> **Written exercise**: Search the listing below for "background". Copy each matching line.

== Material supplied ==

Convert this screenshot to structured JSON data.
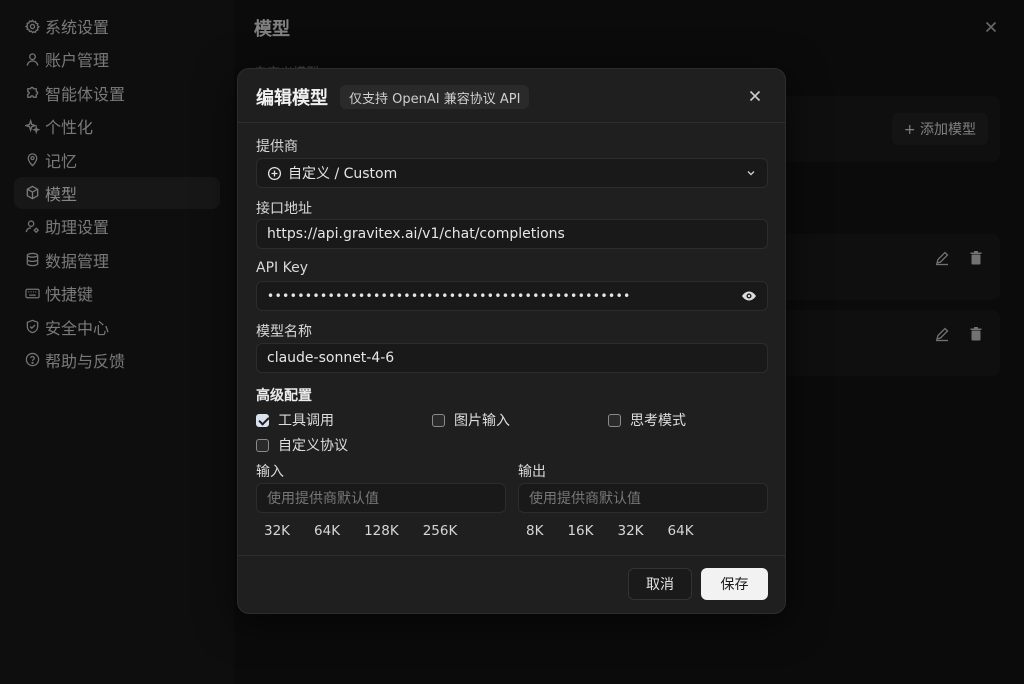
{
  "sidebar": {
    "items": [
      {
        "label": "系统设置",
        "icon": "gear-icon"
      },
      {
        "label": "账户管理",
        "icon": "user-icon"
      },
      {
        "label": "智能体设置",
        "icon": "puzzle-icon"
      },
      {
        "label": "个性化",
        "icon": "sparkle-icon"
      },
      {
        "label": "记忆",
        "icon": "location-pin-icon"
      },
      {
        "label": "模型",
        "icon": "cube-icon",
        "active": true
      },
      {
        "label": "助理设置",
        "icon": "user-gear-icon"
      },
      {
        "label": "数据管理",
        "icon": "database-icon"
      },
      {
        "label": "快捷键",
        "icon": "keyboard-icon"
      },
      {
        "label": "安全中心",
        "icon": "shield-icon"
      },
      {
        "label": "帮助与反馈",
        "icon": "help-icon"
      }
    ]
  },
  "main": {
    "title": "模型",
    "section_label": "自定义模型",
    "add_model_label": "+ 添加模型"
  },
  "modal": {
    "title": "编辑模型",
    "badge": "仅支持 OpenAI 兼容协议 API",
    "provider": {
      "label": "提供商",
      "value": "自定义 / Custom"
    },
    "endpoint": {
      "label": "接口地址",
      "value": "https://api.gravitex.ai/v1/chat/completions"
    },
    "api_key": {
      "label": "API Key",
      "value": "••••••••••••••••••••••••••••••••••••••••••••••••"
    },
    "model_name": {
      "label": "模型名称",
      "value": "claude-sonnet-4-6"
    },
    "advanced": {
      "label": "高级配置",
      "options": [
        {
          "label": "工具调用",
          "checked": true
        },
        {
          "label": "图片输入",
          "checked": false
        },
        {
          "label": "思考模式",
          "checked": false
        },
        {
          "label": "自定义协议",
          "checked": false
        }
      ]
    },
    "input": {
      "label": "输入",
      "placeholder": "使用提供商默认值",
      "presets": [
        "32K",
        "64K",
        "128K",
        "256K"
      ]
    },
    "output": {
      "label": "输出",
      "placeholder": "使用提供商默认值",
      "presets": [
        "8K",
        "16K",
        "32K",
        "64K"
      ]
    },
    "cancel_label": "取消",
    "save_label": "保存"
  },
  "colors": {
    "background": "#141414",
    "sidebar": "#1a1a1a",
    "modal": "#1f1f1f",
    "checkbox_checked": "#d9e2ee"
  }
}
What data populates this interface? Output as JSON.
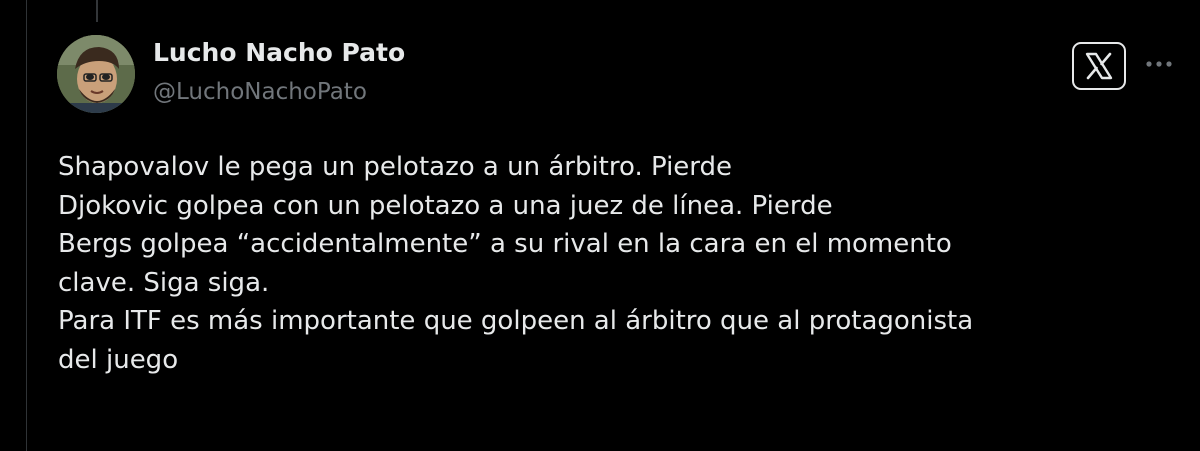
{
  "author": {
    "display_name": "Lucho Nacho Pato",
    "handle": "@LuchoNachoPato"
  },
  "icons": {
    "avatar": "profile-photo",
    "logo": "x-logo-icon",
    "more": "more-horizontal-icon"
  },
  "tweet": {
    "lines": [
      "Shapovalov le pega un pelotazo a un árbitro. Pierde",
      "Djokovic golpea con un pelotazo a una juez de línea. Pierde",
      "Bergs golpea “accidentalmente” a su rival en la cara en el momento",
      "clave. Siga siga.",
      "Para ITF es más importante que golpeen al árbitro que al protagonista",
      "del juego"
    ]
  },
  "colors": {
    "background": "#000000",
    "text_primary": "#e7e9ea",
    "text_secondary": "#71767b"
  }
}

===

> **Finished exercise**:
    "background": "#141414",
    "background": "#000000",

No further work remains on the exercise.